Your task: Copy out lines with the word "values" from the material that follows.

Begin Record extracts

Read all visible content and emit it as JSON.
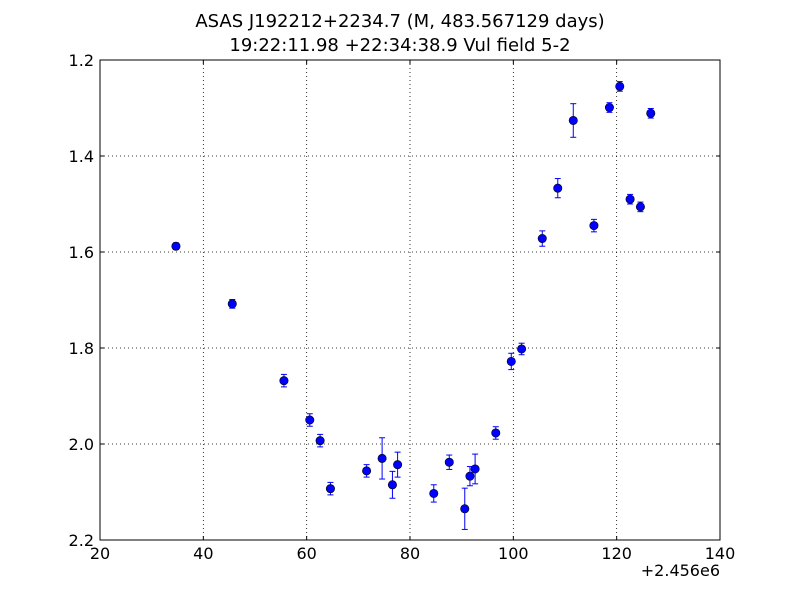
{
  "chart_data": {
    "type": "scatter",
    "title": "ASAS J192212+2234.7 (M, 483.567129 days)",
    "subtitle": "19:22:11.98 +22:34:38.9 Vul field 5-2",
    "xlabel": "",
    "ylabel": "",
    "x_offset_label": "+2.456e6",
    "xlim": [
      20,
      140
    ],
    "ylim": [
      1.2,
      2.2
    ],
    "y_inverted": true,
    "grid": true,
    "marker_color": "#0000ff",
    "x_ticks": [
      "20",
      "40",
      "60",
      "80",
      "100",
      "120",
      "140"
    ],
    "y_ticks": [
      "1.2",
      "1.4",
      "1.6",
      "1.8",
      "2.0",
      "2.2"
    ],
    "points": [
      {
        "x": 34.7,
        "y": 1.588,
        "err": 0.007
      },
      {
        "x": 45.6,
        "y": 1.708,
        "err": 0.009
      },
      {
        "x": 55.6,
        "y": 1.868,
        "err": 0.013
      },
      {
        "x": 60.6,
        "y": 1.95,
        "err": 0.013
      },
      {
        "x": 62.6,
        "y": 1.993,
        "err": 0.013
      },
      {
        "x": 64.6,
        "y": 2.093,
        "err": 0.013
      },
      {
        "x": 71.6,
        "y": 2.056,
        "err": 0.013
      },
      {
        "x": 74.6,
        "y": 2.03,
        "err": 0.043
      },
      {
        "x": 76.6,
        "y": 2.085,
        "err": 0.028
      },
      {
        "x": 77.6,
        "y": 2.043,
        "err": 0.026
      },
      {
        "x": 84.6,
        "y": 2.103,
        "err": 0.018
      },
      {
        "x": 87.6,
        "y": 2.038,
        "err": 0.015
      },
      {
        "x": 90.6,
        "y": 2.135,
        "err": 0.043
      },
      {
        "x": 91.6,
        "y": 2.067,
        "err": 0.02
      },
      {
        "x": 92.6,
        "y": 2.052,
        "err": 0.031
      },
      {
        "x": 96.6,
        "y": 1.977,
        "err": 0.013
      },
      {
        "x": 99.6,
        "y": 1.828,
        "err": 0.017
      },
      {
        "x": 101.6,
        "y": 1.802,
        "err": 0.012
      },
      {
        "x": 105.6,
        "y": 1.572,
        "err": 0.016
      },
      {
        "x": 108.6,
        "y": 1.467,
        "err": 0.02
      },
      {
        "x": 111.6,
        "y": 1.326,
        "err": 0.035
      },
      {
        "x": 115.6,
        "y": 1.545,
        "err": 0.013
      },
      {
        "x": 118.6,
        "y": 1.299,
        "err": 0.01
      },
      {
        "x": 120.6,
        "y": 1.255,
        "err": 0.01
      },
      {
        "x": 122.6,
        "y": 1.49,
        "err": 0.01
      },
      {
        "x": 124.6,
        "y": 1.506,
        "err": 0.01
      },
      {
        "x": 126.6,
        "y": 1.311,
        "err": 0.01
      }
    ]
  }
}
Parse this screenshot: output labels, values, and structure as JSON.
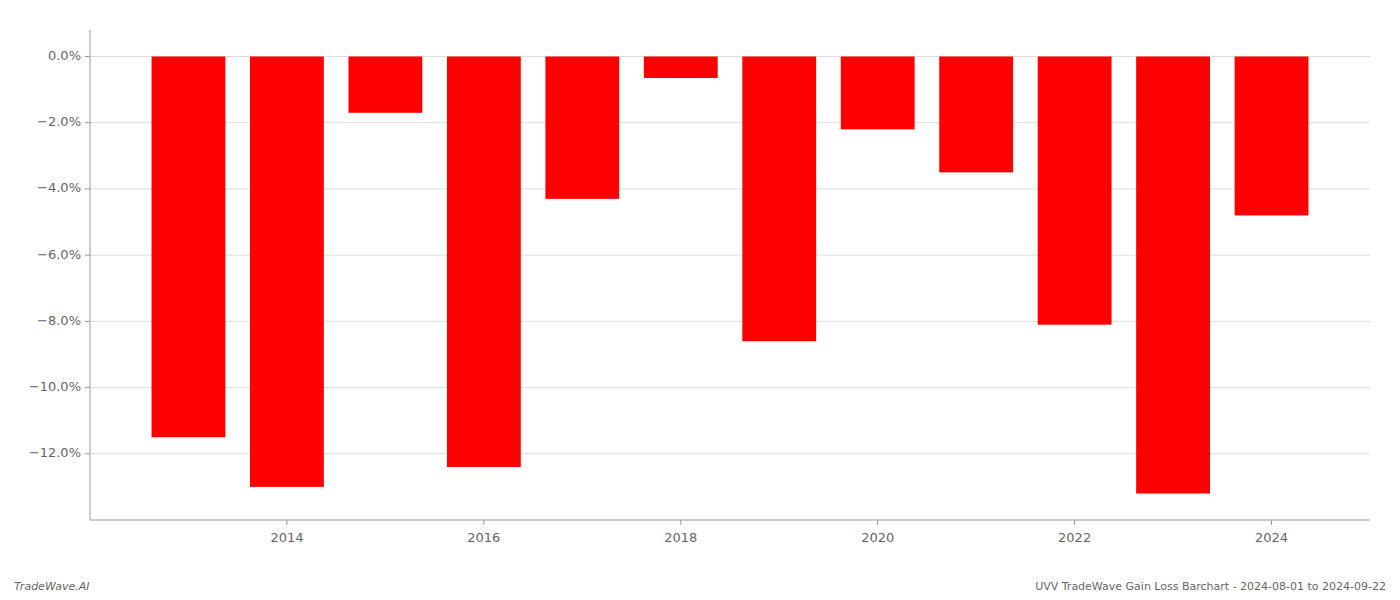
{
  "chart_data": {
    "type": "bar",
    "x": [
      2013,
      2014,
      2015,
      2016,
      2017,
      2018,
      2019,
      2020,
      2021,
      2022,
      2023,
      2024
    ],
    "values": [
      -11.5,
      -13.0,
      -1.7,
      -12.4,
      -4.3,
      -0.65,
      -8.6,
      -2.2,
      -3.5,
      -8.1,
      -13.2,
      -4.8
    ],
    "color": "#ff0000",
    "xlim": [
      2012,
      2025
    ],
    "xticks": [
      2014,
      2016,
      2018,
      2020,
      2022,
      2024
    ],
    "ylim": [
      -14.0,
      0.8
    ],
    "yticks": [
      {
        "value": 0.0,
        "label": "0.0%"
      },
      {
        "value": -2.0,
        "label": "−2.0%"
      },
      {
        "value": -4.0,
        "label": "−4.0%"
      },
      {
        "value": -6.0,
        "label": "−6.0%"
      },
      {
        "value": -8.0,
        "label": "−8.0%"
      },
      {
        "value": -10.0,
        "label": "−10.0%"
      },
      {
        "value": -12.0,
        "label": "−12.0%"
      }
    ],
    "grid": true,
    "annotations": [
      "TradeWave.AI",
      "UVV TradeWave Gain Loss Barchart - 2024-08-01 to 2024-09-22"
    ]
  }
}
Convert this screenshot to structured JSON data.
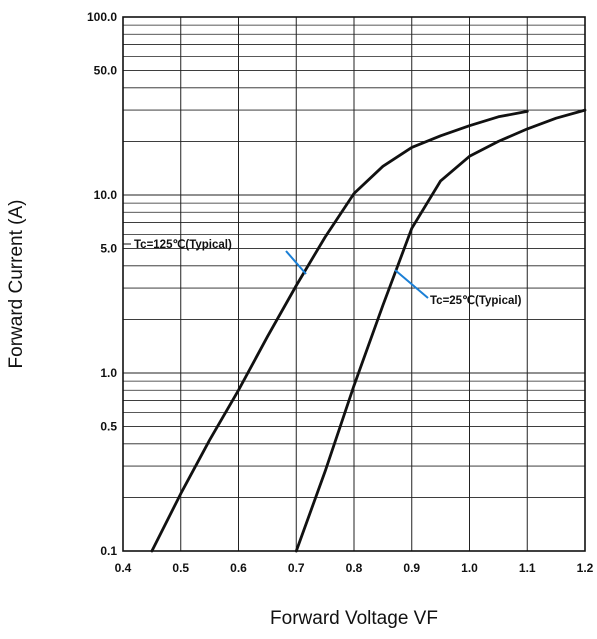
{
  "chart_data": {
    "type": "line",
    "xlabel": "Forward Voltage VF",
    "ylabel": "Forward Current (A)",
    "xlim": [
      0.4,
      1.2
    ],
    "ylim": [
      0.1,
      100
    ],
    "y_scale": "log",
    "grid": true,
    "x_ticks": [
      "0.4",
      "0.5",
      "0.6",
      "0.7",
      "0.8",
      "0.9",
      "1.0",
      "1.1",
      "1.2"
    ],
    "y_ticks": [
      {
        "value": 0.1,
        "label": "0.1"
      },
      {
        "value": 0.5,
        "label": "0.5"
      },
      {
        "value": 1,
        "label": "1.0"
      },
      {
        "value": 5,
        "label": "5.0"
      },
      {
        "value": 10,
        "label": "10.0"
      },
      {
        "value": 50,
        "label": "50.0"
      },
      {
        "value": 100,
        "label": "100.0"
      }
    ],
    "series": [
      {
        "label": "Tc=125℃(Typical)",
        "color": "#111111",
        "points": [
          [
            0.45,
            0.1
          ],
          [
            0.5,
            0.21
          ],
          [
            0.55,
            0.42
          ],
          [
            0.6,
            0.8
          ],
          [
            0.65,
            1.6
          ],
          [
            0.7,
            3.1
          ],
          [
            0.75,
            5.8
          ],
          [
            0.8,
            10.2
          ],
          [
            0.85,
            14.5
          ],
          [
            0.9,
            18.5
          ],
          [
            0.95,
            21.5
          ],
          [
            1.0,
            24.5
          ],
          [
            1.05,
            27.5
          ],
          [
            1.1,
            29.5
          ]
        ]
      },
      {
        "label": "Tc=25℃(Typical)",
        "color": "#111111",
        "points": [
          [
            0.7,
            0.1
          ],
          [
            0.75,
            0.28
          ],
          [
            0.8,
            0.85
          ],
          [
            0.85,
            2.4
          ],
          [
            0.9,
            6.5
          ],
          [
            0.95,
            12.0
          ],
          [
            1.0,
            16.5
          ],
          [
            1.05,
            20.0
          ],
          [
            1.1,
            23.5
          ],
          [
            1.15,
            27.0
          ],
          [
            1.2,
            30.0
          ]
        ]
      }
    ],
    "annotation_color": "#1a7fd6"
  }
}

End Record extracts

Solution:
Parse this screenshot: output labels, values, and structure as JSON.
    "values": [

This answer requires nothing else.